WRITTEN PROBLEM — Each line of the data that includes the string "SRMTID" is to be copied out.

EXERCISE MATERIAL —
* Start *

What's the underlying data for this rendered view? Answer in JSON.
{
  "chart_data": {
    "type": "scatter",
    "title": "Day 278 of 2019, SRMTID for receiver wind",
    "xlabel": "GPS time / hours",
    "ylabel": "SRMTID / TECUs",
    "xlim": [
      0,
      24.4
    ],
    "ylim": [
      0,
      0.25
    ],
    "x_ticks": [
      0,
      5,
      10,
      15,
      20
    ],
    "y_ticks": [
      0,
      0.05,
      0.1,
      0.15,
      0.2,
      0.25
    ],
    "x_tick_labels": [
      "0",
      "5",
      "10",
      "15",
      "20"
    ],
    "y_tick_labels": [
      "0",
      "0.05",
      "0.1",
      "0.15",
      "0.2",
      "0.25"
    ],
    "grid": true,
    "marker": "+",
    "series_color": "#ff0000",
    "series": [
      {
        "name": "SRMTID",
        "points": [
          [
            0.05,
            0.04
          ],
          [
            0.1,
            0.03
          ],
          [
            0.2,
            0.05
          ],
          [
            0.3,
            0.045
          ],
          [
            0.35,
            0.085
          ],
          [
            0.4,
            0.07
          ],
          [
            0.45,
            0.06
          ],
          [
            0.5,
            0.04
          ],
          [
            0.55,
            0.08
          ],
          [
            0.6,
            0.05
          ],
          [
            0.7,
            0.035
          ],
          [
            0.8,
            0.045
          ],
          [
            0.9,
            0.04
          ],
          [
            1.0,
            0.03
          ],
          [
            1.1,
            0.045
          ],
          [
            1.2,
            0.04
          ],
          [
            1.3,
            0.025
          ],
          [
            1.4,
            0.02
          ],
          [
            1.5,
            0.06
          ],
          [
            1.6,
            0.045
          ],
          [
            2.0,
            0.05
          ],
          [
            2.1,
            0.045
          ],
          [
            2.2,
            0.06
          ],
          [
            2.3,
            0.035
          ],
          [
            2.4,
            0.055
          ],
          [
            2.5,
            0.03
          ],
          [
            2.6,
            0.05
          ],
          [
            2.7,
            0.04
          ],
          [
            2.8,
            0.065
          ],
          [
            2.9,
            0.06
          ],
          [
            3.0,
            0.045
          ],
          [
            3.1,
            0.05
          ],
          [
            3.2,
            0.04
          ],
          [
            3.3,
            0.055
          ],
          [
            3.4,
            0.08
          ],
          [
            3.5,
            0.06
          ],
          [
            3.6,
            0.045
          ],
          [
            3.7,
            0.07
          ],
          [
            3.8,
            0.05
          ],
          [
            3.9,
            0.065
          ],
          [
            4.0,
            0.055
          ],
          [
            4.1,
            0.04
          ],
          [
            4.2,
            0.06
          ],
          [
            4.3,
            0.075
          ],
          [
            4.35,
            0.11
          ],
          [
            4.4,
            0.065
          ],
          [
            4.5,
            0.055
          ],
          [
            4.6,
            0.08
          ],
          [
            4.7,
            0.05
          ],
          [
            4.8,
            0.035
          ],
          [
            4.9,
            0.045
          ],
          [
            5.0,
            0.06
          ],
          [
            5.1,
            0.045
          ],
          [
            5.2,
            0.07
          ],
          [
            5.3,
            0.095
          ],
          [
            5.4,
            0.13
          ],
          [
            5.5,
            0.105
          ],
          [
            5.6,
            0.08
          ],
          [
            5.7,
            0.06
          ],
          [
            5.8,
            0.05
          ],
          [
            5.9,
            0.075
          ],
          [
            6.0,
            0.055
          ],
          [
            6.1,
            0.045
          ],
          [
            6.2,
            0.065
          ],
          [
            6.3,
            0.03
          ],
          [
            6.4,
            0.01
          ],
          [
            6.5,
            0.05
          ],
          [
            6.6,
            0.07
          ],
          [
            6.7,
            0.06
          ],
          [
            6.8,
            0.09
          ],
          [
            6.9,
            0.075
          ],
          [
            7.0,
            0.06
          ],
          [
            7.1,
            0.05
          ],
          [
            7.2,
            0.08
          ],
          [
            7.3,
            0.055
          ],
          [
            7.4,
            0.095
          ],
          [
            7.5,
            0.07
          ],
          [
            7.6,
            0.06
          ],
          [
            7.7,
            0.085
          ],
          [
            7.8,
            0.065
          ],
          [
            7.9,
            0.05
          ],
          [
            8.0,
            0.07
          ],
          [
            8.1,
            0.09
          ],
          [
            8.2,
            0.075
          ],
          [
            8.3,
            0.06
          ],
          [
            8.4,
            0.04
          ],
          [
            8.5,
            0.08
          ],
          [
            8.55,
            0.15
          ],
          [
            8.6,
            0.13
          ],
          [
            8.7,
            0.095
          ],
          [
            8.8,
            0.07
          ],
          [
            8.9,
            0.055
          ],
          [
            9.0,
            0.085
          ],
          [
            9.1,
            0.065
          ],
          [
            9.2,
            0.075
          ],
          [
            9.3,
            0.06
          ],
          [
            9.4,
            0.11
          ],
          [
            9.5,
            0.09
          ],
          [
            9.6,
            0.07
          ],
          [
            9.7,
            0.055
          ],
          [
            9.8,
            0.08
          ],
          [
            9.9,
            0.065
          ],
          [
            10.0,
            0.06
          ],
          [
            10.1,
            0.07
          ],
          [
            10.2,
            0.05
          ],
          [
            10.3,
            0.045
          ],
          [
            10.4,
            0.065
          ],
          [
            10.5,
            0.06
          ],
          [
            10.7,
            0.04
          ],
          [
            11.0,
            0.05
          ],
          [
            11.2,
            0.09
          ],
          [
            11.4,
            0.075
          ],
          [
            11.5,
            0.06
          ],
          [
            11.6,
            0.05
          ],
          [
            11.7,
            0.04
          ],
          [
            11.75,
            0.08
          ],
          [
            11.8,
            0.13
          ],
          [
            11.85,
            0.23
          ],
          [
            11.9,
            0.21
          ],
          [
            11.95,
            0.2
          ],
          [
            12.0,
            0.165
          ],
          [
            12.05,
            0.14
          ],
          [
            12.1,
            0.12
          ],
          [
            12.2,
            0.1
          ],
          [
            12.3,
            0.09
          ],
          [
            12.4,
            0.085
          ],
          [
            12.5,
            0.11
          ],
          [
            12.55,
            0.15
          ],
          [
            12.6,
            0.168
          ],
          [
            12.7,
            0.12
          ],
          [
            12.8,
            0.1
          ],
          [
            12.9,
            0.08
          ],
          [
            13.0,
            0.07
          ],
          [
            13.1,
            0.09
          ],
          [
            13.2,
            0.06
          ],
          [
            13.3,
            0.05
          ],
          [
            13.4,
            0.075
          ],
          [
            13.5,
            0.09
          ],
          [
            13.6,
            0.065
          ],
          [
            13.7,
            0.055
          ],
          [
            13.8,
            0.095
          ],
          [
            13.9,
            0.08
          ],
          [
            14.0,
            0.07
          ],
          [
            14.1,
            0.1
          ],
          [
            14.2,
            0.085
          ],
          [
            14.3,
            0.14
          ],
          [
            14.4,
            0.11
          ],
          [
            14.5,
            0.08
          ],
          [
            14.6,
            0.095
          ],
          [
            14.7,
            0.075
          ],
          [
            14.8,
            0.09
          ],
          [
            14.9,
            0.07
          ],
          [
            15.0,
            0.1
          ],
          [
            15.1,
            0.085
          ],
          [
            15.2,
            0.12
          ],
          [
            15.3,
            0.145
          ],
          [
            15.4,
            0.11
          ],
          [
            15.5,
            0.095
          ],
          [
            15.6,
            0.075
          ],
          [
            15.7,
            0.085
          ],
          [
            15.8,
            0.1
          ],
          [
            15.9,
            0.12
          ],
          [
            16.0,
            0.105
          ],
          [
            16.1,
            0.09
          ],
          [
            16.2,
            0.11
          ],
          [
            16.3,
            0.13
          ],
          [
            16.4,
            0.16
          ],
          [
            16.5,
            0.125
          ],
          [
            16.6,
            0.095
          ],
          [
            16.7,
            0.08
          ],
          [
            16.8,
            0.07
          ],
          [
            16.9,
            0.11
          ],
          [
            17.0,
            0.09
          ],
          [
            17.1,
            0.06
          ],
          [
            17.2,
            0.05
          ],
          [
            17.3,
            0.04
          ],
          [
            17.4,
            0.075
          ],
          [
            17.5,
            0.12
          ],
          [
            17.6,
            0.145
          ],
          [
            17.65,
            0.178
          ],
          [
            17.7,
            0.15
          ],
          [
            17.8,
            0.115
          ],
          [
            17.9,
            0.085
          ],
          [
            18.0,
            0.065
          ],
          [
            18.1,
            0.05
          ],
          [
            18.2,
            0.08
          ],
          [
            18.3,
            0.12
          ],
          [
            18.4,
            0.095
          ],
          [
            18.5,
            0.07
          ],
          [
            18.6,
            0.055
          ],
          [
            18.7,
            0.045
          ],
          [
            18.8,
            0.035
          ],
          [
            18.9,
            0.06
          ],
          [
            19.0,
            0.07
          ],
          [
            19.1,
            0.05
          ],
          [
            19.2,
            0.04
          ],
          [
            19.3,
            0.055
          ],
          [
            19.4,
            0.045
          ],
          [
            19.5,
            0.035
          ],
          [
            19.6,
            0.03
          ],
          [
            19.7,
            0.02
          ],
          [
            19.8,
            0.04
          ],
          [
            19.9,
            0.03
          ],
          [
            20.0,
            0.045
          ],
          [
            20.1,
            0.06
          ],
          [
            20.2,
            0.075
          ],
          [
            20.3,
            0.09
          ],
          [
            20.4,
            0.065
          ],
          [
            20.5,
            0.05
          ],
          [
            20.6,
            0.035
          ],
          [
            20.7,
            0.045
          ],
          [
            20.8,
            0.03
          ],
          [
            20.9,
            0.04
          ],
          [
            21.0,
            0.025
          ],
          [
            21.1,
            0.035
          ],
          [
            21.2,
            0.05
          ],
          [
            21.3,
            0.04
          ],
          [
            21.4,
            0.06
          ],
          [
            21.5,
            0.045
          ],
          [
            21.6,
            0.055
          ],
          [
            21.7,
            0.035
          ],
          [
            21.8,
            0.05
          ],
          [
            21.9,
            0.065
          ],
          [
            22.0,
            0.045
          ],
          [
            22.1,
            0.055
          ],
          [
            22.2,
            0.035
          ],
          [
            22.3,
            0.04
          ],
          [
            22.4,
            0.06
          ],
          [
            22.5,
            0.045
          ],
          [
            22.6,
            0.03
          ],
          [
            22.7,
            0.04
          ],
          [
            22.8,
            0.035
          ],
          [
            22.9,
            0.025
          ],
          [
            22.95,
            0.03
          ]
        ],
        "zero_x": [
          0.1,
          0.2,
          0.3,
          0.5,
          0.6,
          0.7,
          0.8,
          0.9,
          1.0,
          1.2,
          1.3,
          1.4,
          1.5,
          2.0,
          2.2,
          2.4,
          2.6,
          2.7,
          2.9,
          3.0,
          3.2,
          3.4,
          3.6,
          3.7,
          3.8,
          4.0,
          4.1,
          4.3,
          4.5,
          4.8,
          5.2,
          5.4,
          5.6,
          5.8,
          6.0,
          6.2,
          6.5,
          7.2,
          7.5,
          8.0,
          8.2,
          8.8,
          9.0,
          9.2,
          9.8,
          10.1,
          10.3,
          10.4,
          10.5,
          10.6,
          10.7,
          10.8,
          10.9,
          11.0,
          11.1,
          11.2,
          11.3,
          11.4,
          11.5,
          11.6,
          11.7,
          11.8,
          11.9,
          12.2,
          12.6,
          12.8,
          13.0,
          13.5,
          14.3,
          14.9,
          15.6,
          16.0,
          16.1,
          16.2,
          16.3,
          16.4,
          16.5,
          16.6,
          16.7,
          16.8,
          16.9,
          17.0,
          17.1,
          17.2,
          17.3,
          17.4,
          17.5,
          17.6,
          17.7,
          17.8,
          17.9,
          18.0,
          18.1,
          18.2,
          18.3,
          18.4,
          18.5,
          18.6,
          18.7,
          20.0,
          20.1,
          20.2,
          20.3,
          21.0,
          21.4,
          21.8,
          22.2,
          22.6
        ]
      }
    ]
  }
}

* End *

FULL ANSWER —
    "title": "Day 278 of 2019, SRMTID for receiver wind",
    "ylabel": "SRMTID / TECUs",
        "name": "SRMTID",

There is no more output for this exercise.